PROVIDED DATA:

---

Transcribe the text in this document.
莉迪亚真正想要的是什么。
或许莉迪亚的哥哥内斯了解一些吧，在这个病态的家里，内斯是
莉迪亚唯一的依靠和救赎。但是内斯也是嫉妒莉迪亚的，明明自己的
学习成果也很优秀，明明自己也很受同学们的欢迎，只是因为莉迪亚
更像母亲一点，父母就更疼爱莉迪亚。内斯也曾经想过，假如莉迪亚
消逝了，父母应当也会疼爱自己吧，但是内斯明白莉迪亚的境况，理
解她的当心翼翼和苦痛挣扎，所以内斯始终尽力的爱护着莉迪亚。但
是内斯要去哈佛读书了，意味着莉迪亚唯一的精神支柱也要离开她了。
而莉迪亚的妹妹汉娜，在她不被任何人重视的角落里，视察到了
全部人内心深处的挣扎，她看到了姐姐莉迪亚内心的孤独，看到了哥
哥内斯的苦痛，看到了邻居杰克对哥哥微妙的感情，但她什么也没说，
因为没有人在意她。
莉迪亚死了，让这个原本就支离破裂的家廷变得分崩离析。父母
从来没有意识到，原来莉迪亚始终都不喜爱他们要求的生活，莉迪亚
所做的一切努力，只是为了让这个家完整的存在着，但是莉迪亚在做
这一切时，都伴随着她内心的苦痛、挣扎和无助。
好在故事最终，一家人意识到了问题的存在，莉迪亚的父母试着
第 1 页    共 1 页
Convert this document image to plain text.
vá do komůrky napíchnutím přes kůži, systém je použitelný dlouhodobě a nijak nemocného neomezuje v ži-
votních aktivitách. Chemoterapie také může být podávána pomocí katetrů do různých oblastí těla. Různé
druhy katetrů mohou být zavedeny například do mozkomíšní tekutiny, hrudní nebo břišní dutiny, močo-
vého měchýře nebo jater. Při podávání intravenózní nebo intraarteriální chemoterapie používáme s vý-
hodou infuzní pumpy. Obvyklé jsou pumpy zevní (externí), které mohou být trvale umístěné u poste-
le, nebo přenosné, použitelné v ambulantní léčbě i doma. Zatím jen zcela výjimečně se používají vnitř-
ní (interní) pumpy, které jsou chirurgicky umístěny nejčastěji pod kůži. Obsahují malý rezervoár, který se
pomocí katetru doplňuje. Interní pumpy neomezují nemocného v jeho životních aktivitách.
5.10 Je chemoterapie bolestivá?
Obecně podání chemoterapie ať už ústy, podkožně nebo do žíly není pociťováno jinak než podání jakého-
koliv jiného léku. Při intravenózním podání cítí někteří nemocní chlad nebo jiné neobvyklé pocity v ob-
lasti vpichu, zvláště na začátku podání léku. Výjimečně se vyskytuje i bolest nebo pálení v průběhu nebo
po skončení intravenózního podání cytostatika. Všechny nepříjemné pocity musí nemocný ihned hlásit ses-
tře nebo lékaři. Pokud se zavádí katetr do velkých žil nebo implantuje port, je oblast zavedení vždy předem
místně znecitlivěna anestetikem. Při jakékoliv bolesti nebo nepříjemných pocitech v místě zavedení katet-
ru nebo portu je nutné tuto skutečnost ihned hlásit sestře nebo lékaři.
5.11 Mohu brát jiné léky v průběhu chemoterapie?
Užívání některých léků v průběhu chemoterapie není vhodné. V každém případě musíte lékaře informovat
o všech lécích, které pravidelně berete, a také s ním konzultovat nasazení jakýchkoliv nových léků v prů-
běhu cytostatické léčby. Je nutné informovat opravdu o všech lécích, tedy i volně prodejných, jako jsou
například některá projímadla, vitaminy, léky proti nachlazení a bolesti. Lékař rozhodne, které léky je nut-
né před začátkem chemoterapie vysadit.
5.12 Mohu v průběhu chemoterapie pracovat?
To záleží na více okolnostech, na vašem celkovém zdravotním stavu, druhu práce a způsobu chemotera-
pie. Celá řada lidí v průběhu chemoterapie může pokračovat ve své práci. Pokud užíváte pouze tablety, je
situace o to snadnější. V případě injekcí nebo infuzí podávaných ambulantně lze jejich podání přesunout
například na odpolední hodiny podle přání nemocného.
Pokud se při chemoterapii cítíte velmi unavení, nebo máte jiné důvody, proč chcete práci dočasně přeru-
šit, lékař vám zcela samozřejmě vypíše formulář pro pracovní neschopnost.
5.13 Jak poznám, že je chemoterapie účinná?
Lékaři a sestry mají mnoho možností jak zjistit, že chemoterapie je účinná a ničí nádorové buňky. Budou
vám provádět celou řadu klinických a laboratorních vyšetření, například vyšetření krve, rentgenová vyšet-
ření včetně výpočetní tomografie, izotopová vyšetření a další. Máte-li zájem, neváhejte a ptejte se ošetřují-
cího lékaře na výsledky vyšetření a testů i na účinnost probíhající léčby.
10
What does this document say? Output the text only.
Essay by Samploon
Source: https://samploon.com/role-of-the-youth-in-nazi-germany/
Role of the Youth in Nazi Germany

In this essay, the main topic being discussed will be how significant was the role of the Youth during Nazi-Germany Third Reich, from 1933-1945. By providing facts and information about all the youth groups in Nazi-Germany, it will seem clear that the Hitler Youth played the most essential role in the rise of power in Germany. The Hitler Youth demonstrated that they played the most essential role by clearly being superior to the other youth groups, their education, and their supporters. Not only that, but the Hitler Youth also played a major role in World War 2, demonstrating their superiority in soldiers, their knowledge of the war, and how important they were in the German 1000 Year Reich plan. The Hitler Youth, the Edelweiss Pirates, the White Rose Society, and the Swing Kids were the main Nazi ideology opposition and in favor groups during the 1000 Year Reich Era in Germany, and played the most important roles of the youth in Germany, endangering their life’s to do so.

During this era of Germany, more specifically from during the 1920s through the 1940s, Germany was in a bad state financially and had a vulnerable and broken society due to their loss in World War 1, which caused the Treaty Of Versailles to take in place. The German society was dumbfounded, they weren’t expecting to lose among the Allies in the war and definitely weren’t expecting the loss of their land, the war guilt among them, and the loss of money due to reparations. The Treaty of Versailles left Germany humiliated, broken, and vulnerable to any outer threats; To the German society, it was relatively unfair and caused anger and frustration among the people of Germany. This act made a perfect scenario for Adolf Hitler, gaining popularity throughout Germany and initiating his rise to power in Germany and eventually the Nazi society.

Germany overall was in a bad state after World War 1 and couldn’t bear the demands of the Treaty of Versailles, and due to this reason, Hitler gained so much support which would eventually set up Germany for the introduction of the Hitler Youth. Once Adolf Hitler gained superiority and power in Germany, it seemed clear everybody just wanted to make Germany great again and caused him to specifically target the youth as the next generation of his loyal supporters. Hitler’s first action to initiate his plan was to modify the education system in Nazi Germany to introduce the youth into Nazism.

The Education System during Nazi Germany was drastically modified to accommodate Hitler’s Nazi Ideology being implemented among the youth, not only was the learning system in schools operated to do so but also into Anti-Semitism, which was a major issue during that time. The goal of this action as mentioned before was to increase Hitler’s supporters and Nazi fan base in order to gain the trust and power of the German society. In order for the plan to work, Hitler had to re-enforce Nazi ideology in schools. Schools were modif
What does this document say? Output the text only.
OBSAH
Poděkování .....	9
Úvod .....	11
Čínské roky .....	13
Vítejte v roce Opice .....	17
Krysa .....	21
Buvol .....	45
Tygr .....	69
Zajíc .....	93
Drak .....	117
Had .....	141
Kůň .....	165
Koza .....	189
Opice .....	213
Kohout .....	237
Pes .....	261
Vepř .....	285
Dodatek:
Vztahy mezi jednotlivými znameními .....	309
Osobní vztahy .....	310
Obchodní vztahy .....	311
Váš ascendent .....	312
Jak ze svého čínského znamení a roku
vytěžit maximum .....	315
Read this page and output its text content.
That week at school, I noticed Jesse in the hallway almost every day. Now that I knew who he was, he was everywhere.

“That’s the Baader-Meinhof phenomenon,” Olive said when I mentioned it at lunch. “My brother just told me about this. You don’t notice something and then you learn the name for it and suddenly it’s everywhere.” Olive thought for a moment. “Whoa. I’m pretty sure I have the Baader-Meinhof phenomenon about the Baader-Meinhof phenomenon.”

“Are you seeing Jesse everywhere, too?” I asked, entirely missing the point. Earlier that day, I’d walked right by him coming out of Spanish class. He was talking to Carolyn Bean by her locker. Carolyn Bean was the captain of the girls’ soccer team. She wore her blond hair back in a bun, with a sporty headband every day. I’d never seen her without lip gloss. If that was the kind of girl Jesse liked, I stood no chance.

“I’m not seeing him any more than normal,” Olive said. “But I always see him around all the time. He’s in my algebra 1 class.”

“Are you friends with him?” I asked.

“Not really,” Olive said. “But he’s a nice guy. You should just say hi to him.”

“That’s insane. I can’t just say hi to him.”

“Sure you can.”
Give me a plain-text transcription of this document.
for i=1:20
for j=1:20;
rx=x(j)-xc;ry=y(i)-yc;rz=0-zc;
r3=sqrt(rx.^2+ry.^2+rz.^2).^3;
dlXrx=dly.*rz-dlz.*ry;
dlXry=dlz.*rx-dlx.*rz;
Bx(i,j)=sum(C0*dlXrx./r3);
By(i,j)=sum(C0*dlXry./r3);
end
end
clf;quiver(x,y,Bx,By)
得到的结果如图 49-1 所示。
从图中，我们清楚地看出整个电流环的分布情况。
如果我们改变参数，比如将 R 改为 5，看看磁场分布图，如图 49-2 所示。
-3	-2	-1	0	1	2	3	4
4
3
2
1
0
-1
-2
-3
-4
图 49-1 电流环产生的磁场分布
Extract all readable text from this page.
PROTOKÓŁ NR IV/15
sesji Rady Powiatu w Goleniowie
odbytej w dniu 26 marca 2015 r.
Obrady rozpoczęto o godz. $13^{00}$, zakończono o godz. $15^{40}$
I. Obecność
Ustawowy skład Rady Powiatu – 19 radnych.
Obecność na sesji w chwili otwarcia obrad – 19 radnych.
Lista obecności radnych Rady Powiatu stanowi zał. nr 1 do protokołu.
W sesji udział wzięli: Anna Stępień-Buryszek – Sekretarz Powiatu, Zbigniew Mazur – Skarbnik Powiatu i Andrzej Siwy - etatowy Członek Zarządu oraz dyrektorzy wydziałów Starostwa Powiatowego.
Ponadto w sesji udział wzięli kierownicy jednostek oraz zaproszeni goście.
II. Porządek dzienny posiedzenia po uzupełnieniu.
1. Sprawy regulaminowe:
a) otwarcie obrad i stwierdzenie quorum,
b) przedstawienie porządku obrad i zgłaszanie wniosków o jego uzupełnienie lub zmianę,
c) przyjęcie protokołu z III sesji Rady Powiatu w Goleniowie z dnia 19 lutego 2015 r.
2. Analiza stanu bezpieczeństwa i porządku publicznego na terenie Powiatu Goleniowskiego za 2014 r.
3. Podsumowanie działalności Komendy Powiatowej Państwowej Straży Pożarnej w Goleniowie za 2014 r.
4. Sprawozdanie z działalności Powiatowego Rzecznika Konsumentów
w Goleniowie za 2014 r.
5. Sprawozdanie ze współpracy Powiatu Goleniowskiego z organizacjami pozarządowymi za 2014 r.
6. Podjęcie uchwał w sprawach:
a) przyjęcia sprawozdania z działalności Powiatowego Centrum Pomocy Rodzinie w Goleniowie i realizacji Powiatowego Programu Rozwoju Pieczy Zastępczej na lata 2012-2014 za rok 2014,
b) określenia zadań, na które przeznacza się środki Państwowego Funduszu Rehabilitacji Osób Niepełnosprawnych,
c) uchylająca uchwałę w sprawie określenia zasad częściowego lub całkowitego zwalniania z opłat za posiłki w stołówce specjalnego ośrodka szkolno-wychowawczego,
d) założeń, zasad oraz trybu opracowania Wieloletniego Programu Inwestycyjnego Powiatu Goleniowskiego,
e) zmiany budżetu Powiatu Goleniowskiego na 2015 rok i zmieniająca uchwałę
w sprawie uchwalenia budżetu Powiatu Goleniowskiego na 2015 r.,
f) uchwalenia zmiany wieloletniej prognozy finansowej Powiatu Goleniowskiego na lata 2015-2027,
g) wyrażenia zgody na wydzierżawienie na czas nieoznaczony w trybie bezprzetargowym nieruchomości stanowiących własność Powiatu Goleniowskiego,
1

---

SHORT PROBLEM:
Locate the string "porządku" in the listing above and copy every line where it occurs.

EXERCISE OUTPUT:
b) przedstawienie porządku obrad i zgłaszanie wniosków o jego uzupełnienie lub zmianę,
2. Analiza stanu bezpieczeństwa i porządku publicznego na terenie Powiatu Goleniowskiego za 2014 r.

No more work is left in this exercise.